══ PROVIDED RECORDS

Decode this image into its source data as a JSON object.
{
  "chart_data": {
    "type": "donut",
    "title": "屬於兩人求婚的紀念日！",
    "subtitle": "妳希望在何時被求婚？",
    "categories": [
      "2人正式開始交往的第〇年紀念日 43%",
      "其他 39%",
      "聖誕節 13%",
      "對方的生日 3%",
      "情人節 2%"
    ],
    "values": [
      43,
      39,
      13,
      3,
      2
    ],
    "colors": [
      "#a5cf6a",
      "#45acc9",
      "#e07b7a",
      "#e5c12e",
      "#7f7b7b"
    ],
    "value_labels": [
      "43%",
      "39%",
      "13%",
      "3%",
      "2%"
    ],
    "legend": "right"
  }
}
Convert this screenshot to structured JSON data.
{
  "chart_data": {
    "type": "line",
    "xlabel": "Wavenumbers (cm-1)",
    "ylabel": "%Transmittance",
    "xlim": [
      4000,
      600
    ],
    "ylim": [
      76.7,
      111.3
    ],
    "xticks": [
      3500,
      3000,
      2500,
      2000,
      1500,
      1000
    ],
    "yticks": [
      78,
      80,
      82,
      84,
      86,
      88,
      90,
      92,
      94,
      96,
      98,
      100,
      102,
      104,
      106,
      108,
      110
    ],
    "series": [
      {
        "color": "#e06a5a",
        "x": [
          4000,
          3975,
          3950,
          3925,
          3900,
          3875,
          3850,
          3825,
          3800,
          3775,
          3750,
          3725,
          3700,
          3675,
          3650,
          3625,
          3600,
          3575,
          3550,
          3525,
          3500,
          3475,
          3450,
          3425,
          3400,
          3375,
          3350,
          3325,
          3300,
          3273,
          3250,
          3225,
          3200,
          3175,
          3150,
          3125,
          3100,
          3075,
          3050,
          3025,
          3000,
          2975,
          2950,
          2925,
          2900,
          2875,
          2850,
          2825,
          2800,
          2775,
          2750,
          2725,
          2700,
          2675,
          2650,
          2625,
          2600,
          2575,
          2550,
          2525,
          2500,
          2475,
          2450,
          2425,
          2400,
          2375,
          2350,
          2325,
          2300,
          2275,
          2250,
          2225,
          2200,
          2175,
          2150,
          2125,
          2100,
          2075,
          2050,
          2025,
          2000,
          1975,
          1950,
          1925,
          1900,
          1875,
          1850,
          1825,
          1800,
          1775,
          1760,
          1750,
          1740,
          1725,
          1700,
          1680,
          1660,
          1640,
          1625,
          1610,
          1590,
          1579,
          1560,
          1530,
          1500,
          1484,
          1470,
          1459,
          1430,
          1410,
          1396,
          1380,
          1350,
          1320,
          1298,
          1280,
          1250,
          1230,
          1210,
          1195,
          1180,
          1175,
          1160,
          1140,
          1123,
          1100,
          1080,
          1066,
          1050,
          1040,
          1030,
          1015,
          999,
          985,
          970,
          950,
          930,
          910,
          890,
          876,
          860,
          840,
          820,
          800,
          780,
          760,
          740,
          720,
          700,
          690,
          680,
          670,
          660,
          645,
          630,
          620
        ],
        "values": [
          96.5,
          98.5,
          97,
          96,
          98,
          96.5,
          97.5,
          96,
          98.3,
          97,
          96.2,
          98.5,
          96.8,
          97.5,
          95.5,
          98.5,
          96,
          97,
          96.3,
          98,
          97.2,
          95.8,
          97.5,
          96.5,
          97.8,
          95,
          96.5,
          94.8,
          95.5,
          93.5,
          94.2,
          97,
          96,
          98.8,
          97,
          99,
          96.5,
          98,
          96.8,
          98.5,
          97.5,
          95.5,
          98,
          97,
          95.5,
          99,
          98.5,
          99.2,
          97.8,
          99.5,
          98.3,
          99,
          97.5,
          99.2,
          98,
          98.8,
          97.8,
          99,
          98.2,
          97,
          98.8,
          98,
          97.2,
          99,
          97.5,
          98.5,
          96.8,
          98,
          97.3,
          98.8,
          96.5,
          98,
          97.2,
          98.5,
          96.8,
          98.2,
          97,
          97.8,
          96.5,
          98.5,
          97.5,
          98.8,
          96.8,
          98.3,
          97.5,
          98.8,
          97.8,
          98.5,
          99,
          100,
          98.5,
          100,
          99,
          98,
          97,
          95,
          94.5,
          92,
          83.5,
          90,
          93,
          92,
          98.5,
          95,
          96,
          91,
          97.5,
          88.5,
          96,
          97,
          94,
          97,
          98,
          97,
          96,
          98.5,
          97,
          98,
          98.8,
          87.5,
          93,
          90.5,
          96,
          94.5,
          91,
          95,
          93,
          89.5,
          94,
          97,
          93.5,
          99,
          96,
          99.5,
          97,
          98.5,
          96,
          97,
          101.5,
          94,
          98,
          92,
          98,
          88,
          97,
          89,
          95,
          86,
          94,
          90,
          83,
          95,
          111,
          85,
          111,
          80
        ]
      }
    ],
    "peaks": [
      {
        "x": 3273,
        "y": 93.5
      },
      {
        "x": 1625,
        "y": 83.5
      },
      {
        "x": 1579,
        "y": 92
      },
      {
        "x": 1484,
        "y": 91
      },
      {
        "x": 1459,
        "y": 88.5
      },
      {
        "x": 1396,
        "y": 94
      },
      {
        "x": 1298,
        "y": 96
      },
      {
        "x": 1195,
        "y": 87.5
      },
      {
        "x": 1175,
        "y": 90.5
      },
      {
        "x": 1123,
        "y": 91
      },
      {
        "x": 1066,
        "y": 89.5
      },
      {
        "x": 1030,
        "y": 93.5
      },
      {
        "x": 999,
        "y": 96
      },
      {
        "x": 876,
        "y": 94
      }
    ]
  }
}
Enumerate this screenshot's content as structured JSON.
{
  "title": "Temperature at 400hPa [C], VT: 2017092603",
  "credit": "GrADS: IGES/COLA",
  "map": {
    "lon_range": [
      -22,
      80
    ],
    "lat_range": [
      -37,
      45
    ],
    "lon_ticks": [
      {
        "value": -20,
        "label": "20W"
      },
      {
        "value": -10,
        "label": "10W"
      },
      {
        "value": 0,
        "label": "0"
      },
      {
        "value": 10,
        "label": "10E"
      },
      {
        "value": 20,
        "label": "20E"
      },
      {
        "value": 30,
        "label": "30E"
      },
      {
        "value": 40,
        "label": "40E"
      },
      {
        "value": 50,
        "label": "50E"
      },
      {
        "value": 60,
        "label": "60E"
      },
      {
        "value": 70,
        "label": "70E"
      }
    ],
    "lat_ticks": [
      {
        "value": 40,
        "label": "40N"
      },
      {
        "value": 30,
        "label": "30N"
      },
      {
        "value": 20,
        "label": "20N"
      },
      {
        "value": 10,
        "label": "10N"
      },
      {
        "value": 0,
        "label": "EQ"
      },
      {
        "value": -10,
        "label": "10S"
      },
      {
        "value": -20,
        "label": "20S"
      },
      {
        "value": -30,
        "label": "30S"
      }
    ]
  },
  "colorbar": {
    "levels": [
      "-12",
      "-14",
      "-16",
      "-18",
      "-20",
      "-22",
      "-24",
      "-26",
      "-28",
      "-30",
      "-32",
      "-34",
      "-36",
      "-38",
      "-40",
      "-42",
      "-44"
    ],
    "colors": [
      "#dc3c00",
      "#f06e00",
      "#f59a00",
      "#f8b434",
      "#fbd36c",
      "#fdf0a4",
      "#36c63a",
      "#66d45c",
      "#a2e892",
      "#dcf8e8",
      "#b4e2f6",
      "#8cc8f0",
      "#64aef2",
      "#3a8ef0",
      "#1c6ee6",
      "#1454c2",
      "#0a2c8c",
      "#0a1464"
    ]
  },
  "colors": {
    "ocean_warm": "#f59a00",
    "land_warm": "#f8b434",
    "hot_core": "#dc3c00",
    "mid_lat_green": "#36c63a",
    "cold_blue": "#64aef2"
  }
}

════

EXERCISE OBJECTIVE
Each entry above is to be printed again exactly.

EXPECTED OUTPUT
Decode this image into its source data as a JSON object.
{
  "chart_data": {
    "type": "donut",
    "title": "屬於兩人求婚的紀念日！",
    "subtitle": "妳希望在何時被求婚？",
    "categories": [
      "2人正式開始交往的第〇年紀念日 43%",
      "其他 39%",
      "聖誕節 13%",
      "對方的生日 3%",
      "情人節 2%"
    ],
    "values": [
      43,
      39,
      13,
      3,
      2
    ],
    "colors": [
      "#a5cf6a",
      "#45acc9",
      "#e07b7a",
      "#e5c12e",
      "#7f7b7b"
    ],
    "value_labels": [
      "43%",
      "39%",
      "13%",
      "3%",
      "2%"
    ],
    "legend": "right"
  }
}
Convert this screenshot to structured JSON data.
{
  "chart_data": {
    "type": "line",
    "xlabel": "Wavenumbers (cm-1)",
    "ylabel": "%Transmittance",
    "xlim": [
      4000,
      600
    ],
    "ylim": [
      76.7,
      111.3
    ],
    "xticks": [
      3500,
      3000,
      2500,
      2000,
      1500,
      1000
    ],
    "yticks": [
      78,
      80,
      82,
      84,
      86,
      88,
      90,
      92,
      94,
      96,
      98,
      100,
      102,
      104,
      106,
      108,
      110
    ],
    "series": [
      {
        "color": "#e06a5a",
        "x": [
          4000,
          3975,
          3950,
          3925,
          3900,
          3875,
          3850,
          3825,
          3800,
          3775,
          3750,
          3725,
          3700,
          3675,
          3650,
          3625,
          3600,
          3575,
          3550,
          3525,
          3500,
          3475,
          3450,
          3425,
          3400,
          3375,
          3350,
          3325,
          3300,
          3273,
          3250,
          3225,
          3200,
          3175,
          3150,
          3125,
          3100,
          3075,
          3050,
          3025,
          3000,
          2975,
          2950,
          2925,
          2900,
          2875,
          2850,
          2825,
          2800,
          2775,
          2750,
          2725,
          2700,
          2675,
          2650,
          2625,
          2600,
          2575,
          2550,
          2525,
          2500,
          2475,
          2450,
          2425,
          2400,
          2375,
          2350,
          2325,
          2300,
          2275,
          2250,
          2225,
          2200,
          2175,
          2150,
          2125,
          2100,
          2075,
          2050,
          2025,
          2000,
          1975,
          1950,
          1925,
          1900,
          1875,
          1850,
          1825,
          1800,
          1775,
          1760,
          1750,
          1740,
          1725,
          1700,
          1680,
          1660,
          1640,
          1625,
          1610,
          1590,
          1579,
          1560,
          1530,
          1500,
          1484,
          1470,
          1459,
          1430,
          1410,
          1396,
          1380,
          1350,
          1320,
          1298,
          1280,
          1250,
          1230,
          1210,
          1195,
          1180,
          1175,
          1160,
          1140,
          1123,
          1100,
          1080,
          1066,
          1050,
          1040,
          1030,
          1015,
          999,
          985,
          970,
          950,
          930,
          910,
          890,
          876,
          860,
          840,
          820,
          800,
          780,
          760,
          740,
          720,
          700,
          690,
          680,
          670,
          660,
          645,
          630,
          620
        ],
        "values": [
          96.5,
          98.5,
          97,
          96,
          98,
          96.5,
          97.5,
          96,
          98.3,
          97,
          96.2,
          98.5,
          96.8,
          97.5,
          95.5,
          98.5,
          96,
          97,
          96.3,
          98,
          97.2,
          95.8,
          97.5,
          96.5,
          97.8,
          95,
          96.5,
          94.8,
          95.5,
          93.5,
          94.2,
          97,
          96,
          98.8,
          97,
          99,
          96.5,
          98,
          96.8,
          98.5,
          97.5,
          95.5,
          98,
          97,
          95.5,
          99,
          98.5,
          99.2,
          97.8,
          99.5,
          98.3,
          99,
          97.5,
          99.2,
          98,
          98.8,
          97.8,
          99,
          98.2,
          97,
          98.8,
          98,
          97.2,
          99,
          97.5,
          98.5,
          96.8,
          98,
          97.3,
          98.8,
          96.5,
          98,
          97.2,
          98.5,
          96.8,
          98.2,
          97,
          97.8,
          96.5,
          98.5,
          97.5,
          98.8,
          96.8,
          98.3,
          97.5,
          98.8,
          97.8,
          98.5,
          99,
          100,
          98.5,
          100,
          99,
          98,
          97,
          95,
          94.5,
          92,
          83.5,
          90,
          93,
          92,
          98.5,
          95,
          96,
          91,
          97.5,
          88.5,
          96,
          97,
          94,
          97,
          98,
          97,
          96,
          98.5,
          97,
          98,
          98.8,
          87.5,
          93,
          90.5,
          96,
          94.5,
          91,
          95,
          93,
          89.5,
          94,
          97,
          93.5,
          99,
          96,
          99.5,
          97,
          98.5,
          96,
          97,
          101.5,
          94,
          98,
          92,
          98,
          88,
          97,
          89,
          95,
          86,
          94,
          90,
          83,
          95,
          111,
          85,
          111,
          80
        ]
      }
    ],
    "peaks": [
      {
        "x": 3273,
        "y": 93.5
      },
      {
        "x": 1625,
        "y": 83.5
      },
      {
        "x": 1579,
        "y": 92
      },
      {
        "x": 1484,
        "y": 91
      },
      {
        "x": 1459,
        "y": 88.5
      },
      {
        "x": 1396,
        "y": 94
      },
      {
        "x": 1298,
        "y": 96
      },
      {
        "x": 1195,
        "y": 87.5
      },
      {
        "x": 1175,
        "y": 90.5
      },
      {
        "x": 1123,
        "y": 91
      },
      {
        "x": 1066,
        "y": 89.5
      },
      {
        "x": 1030,
        "y": 93.5
      },
      {
        "x": 999,
        "y": 96
      },
      {
        "x": 876,
        "y": 94
      }
    ]
  }
}
Enumerate this screenshot's content as structured JSON.
{
  "title": "Temperature at 400hPa [C], VT: 2017092603",
  "credit": "GrADS: IGES/COLA",
  "map": {
    "lon_range": [
      -22,
      80
    ],
    "lat_range": [
      -37,
      45
    ],
    "lon_ticks": [
      {
        "value": -20,
        "label": "20W"
      },
      {
        "value": -10,
        "label": "10W"
      },
      {
        "value": 0,
        "label": "0"
      },
      {
        "value": 10,
        "label": "10E"
      },
      {
        "value": 20,
        "label": "20E"
      },
      {
        "value": 30,
        "label": "30E"
      },
      {
        "value": 40,
        "label": "40E"
      },
      {
        "value": 50,
        "label": "50E"
      },
      {
        "value": 60,
        "label": "60E"
      },
      {
        "value": 70,
        "label": "70E"
      }
    ],
    "lat_ticks": [
      {
        "value": 40,
        "label": "40N"
      },
      {
        "value": 30,
        "label": "30N"
      },
      {
        "value": 20,
        "label": "20N"
      },
      {
        "value": 10,
        "label": "10N"
      },
      {
        "value": 0,
        "label": "EQ"
      },
      {
        "value": -10,
        "label": "10S"
      },
      {
        "value": -20,
        "label": "20S"
      },
      {
        "value": -30,
        "label": "30S"
      }
    ]
  },
  "colorbar": {
    "levels": [
      "-12",
      "-14",
      "-16",
      "-18",
      "-20",
      "-22",
      "-24",
      "-26",
      "-28",
      "-30",
      "-32",
      "-34",
      "-36",
      "-38",
      "-40",
      "-42",
      "-44"
    ],
    "colors": [
      "#dc3c00",
      "#f06e00",
      "#f59a00",
      "#f8b434",
      "#fbd36c",
      "#fdf0a4",
      "#36c63a",
      "#66d45c",
      "#a2e892",
      "#dcf8e8",
      "#b4e2f6",
      "#8cc8f0",
      "#64aef2",
      "#3a8ef0",
      "#1c6ee6",
      "#1454c2",
      "#0a2c8c",
      "#0a1464"
    ]
  },
  "colors": {
    "ocean_warm": "#f59a00",
    "land_warm": "#f8b434",
    "hot_core": "#dc3c00",
    "mid_lat_green": "#36c63a",
    "cold_blue": "#64aef2"
  }
}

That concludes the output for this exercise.